• **Instructions for the task**:
Each line containing the word "texnologiyalarning" must be collected.

• **Material shown**:
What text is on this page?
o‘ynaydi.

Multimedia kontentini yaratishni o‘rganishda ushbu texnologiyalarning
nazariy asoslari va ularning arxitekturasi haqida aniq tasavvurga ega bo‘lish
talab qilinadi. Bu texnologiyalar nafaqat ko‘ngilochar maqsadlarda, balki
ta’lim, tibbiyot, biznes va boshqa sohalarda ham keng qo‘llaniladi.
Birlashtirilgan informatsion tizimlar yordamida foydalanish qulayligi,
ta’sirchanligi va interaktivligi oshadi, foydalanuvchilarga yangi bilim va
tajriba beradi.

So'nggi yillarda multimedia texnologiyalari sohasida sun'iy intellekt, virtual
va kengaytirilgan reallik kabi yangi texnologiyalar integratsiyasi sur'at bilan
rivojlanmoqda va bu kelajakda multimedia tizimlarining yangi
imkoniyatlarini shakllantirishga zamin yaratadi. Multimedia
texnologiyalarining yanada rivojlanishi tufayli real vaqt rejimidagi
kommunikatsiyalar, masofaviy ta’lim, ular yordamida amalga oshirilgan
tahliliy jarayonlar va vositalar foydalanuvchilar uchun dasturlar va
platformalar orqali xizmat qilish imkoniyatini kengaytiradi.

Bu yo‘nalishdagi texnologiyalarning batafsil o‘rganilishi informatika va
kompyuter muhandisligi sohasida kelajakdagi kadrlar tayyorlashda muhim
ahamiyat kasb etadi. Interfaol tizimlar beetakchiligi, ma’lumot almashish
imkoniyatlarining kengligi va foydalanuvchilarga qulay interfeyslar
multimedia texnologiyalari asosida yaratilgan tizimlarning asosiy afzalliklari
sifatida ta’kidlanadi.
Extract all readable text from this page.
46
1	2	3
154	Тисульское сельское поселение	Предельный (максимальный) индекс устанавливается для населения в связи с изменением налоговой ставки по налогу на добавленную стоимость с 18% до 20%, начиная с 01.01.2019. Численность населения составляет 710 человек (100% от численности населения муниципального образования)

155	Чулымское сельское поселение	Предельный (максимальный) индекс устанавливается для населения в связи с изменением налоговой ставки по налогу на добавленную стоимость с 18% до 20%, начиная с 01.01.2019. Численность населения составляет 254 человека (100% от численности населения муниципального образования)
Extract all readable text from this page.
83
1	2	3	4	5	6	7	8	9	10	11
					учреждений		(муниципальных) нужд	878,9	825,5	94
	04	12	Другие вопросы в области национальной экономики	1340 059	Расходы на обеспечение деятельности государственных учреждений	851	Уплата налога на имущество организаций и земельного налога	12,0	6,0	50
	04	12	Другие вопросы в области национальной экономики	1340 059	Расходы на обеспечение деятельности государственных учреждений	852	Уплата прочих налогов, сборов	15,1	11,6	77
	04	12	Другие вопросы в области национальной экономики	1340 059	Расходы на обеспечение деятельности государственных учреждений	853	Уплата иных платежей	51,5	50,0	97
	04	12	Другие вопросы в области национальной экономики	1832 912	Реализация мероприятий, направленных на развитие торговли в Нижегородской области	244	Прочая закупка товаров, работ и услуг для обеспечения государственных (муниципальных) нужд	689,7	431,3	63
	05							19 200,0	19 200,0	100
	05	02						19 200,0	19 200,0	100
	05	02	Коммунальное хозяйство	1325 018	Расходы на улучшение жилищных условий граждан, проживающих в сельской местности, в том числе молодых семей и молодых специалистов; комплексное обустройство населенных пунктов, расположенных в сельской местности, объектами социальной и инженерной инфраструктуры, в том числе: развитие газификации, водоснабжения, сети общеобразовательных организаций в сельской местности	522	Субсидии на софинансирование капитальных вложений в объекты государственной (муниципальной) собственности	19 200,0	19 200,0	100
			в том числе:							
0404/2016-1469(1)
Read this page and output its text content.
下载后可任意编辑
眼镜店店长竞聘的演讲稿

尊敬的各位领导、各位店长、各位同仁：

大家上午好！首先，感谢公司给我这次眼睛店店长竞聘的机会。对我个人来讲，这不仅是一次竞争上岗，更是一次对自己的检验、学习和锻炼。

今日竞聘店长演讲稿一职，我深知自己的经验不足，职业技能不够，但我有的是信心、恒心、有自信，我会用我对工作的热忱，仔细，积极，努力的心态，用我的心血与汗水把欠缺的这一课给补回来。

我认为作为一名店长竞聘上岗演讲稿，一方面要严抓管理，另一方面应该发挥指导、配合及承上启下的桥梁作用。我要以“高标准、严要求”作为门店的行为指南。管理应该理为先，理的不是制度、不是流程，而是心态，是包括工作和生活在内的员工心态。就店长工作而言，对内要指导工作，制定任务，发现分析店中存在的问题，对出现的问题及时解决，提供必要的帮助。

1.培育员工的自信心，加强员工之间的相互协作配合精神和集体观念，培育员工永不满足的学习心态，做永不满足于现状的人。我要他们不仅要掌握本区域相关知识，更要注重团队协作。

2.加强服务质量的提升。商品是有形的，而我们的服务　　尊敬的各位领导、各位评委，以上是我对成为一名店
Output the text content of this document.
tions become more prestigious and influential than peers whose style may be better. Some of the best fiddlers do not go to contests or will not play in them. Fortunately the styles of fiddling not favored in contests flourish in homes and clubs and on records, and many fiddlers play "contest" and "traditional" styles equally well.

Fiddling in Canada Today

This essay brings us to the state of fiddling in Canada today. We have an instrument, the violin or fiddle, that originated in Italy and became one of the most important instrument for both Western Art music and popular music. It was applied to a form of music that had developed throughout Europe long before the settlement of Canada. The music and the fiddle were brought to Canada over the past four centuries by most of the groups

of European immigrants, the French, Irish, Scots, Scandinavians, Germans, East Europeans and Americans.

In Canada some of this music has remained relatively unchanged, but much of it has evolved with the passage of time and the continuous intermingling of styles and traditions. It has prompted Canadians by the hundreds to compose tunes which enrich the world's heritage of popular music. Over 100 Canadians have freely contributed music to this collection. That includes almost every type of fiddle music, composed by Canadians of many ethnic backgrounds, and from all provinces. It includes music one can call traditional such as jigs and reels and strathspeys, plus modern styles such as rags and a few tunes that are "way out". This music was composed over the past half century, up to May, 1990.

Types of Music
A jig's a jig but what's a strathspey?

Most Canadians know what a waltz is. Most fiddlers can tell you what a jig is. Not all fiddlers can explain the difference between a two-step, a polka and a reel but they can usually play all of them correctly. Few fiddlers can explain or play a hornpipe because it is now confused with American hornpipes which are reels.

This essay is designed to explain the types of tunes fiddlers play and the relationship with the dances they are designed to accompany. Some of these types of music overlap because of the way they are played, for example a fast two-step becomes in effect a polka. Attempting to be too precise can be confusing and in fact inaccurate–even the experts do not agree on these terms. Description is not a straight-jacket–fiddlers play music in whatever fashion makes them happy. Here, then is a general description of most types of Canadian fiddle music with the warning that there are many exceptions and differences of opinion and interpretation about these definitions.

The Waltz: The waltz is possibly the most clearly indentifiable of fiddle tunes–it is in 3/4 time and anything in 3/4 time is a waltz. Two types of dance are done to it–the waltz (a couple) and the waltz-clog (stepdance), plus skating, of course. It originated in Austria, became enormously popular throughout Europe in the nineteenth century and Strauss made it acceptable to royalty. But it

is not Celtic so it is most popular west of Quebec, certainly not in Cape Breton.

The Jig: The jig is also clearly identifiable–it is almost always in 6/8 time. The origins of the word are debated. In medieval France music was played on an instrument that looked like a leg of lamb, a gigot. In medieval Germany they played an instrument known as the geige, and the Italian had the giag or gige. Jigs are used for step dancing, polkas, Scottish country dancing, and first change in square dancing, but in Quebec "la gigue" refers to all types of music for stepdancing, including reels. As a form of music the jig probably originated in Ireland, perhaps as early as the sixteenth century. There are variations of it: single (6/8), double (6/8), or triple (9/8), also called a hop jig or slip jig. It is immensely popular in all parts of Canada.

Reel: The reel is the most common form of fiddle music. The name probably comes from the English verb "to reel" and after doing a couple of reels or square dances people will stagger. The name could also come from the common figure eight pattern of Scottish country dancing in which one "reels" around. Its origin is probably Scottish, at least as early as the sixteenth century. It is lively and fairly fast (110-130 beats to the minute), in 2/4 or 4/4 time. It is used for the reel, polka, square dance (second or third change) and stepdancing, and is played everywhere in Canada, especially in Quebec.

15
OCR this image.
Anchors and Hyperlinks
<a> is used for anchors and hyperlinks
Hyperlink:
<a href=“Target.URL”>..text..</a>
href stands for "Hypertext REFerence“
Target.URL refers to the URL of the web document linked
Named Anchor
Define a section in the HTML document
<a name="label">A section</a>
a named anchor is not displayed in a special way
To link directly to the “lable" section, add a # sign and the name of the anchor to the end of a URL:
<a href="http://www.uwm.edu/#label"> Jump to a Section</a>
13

• **Full answer**:
Multimedia kontentini yaratishni o‘rganishda ushbu texnologiyalarning
Bu yo‘nalishdagi texnologiyalarning batafsil o‘rganilishi informatika va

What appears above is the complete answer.